___ Material for the task ___

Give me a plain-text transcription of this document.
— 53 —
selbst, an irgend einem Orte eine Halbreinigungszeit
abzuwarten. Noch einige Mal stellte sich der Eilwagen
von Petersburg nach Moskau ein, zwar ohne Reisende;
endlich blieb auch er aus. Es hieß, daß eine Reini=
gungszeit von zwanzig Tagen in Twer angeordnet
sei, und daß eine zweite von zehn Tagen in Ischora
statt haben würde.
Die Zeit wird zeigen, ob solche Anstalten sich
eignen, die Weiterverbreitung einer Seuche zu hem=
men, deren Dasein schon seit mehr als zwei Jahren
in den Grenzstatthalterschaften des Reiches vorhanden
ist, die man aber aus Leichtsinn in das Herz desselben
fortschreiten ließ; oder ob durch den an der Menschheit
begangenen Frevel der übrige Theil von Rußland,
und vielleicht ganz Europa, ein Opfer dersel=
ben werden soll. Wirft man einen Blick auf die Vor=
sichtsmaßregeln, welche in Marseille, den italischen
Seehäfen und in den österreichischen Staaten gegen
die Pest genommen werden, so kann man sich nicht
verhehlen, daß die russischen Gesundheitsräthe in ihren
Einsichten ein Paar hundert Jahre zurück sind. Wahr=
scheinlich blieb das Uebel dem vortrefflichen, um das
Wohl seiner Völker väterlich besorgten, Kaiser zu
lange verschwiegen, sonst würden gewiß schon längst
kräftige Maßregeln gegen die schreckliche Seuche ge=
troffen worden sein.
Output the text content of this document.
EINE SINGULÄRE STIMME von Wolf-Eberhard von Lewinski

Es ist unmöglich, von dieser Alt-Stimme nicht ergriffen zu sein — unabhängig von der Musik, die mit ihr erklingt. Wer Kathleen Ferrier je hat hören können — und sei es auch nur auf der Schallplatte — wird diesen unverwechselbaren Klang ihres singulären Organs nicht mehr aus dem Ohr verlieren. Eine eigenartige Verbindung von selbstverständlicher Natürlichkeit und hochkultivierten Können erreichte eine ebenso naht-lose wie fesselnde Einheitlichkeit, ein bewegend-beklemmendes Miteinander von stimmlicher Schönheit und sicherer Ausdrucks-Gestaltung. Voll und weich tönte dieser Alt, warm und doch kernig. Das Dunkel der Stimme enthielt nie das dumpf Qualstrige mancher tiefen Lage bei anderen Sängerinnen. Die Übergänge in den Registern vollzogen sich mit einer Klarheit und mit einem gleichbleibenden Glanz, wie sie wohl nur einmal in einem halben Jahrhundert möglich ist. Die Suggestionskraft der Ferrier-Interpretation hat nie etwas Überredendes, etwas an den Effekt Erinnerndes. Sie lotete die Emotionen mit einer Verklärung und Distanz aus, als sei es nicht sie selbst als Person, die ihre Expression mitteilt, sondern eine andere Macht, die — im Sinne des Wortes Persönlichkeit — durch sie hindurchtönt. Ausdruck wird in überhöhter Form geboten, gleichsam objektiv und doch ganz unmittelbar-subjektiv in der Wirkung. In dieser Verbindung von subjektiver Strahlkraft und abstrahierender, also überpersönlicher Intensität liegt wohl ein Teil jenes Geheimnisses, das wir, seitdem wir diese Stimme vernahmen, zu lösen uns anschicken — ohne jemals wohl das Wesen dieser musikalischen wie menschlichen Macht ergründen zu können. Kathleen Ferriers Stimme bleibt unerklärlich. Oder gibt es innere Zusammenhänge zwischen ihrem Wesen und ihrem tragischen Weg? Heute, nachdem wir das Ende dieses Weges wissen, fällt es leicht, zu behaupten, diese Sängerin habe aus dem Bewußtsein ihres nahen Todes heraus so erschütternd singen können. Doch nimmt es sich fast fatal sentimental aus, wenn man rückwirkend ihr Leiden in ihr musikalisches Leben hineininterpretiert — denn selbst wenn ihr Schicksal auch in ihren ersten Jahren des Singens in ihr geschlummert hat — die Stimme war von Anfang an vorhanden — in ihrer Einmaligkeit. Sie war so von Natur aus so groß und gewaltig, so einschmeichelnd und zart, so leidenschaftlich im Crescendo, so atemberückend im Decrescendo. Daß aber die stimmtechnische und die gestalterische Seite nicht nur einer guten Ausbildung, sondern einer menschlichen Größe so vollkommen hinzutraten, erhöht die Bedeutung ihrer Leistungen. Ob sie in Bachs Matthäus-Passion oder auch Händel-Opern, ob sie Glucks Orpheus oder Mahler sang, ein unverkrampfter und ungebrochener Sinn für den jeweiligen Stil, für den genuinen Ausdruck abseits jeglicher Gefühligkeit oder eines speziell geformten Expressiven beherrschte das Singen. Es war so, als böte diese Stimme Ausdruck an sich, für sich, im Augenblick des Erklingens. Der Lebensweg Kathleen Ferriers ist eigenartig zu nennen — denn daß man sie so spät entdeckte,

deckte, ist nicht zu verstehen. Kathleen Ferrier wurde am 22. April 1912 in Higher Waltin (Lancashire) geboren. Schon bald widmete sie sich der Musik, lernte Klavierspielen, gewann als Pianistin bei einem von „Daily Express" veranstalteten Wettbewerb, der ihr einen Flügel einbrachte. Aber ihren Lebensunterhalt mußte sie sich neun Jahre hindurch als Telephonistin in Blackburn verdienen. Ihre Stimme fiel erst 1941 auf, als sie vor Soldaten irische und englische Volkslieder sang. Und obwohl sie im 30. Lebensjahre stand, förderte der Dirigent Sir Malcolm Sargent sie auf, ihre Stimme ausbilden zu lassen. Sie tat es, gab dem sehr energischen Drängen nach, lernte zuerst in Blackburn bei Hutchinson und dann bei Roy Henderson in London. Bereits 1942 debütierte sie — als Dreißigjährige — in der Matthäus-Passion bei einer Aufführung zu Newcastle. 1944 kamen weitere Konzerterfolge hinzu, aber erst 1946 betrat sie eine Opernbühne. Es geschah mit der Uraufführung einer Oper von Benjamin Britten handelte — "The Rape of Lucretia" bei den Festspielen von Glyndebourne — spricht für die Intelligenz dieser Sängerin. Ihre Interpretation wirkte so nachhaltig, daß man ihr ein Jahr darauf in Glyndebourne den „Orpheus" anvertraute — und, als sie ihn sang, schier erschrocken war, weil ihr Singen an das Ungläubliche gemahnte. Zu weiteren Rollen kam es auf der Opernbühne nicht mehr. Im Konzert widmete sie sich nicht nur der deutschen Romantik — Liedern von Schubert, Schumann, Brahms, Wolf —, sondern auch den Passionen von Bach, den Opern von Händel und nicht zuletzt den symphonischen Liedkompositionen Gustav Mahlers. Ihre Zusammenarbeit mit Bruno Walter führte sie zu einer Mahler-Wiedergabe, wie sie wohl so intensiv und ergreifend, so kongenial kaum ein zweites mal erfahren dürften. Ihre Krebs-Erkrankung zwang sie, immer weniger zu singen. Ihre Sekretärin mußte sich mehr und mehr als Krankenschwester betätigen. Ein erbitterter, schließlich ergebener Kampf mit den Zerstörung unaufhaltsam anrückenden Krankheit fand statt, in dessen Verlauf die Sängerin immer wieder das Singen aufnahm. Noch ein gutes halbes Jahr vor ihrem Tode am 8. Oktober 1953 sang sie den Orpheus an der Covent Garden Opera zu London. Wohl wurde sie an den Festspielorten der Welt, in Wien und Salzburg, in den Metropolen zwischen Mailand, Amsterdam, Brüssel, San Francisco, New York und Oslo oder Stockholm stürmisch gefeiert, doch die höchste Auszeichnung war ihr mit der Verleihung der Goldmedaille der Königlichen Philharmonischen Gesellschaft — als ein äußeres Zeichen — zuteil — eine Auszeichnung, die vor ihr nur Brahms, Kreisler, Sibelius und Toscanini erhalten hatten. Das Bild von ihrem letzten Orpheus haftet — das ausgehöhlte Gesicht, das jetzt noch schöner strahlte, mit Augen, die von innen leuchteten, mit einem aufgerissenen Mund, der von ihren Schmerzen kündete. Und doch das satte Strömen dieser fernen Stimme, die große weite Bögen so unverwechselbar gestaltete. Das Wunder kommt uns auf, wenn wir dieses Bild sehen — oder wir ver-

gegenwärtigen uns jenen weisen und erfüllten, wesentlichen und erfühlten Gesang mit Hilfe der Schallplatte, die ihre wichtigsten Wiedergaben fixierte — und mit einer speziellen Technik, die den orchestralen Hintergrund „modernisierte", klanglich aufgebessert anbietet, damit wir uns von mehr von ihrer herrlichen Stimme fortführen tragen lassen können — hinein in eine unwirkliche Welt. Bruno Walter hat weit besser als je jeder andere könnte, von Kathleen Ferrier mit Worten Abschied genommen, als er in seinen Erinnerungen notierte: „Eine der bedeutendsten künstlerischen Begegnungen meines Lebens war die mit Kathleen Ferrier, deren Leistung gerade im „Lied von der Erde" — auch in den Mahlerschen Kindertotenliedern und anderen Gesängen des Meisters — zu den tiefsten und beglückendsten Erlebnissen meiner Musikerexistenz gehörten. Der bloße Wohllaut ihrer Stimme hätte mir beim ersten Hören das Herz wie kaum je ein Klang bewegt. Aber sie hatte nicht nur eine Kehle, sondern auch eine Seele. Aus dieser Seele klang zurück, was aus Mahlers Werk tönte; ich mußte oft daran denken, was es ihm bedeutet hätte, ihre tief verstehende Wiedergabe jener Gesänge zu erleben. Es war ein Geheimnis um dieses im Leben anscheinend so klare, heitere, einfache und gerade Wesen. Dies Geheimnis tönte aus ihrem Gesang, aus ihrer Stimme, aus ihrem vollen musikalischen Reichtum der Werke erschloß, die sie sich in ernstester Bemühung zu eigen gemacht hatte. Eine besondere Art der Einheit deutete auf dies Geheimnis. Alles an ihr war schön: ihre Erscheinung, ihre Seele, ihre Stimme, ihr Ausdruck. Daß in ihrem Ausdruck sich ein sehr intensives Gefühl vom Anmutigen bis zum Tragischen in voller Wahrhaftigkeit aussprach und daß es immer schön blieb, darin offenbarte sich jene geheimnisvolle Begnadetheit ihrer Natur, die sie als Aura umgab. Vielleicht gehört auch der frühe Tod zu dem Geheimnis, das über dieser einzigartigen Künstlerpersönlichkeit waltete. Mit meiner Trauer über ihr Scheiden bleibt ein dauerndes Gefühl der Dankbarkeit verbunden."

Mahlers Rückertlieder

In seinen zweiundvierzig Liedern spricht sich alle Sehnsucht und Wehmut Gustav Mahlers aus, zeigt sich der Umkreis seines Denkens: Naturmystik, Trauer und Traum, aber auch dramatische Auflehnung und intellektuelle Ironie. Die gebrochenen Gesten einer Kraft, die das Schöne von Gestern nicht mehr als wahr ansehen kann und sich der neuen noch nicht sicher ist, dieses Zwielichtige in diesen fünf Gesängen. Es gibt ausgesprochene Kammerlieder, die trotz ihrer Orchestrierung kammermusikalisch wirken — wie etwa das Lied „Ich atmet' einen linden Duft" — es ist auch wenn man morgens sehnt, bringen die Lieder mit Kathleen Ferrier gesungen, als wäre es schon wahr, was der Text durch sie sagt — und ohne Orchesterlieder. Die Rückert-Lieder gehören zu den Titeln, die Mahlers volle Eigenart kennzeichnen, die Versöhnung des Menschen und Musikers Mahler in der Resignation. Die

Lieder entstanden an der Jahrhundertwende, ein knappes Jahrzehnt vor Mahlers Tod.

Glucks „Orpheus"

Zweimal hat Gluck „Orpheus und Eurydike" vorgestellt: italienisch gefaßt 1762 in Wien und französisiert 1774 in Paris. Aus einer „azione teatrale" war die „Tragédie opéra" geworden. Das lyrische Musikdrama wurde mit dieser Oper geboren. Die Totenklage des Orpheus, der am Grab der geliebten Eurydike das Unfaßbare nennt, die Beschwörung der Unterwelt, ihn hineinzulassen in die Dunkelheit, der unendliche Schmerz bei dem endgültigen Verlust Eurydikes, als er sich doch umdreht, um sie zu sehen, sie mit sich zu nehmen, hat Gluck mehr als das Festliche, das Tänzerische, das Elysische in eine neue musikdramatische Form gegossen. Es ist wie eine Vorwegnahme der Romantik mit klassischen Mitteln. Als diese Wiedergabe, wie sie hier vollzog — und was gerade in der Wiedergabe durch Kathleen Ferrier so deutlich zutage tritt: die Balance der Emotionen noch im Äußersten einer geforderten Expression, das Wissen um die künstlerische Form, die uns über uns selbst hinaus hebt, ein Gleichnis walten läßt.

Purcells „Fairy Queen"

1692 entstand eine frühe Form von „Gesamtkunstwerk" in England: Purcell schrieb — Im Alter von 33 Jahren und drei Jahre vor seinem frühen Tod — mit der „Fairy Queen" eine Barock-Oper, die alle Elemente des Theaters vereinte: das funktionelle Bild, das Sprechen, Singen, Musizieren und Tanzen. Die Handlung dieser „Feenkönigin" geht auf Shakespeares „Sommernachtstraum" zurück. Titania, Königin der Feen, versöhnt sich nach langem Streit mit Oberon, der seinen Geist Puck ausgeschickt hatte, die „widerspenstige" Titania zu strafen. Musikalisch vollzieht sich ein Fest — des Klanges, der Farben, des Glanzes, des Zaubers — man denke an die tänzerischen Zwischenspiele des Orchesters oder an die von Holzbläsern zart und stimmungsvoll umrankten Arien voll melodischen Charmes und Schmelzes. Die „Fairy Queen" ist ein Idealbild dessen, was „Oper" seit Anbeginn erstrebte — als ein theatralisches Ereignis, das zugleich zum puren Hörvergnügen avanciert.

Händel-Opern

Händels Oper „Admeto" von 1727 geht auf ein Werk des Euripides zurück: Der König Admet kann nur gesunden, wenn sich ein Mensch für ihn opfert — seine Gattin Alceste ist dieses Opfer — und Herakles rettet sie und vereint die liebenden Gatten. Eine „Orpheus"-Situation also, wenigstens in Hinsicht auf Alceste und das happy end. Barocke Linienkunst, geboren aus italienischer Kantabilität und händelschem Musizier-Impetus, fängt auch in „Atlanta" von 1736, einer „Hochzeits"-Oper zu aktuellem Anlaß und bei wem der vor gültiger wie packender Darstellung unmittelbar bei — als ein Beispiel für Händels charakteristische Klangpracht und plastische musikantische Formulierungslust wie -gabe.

___

Exercise details:
Within the data above, pick out all lines holding the word "werden".

Task response:
ben werden soll. Wirft man einen Blick auf die Vor=
die Pest genommen werden, so kann man sich nicht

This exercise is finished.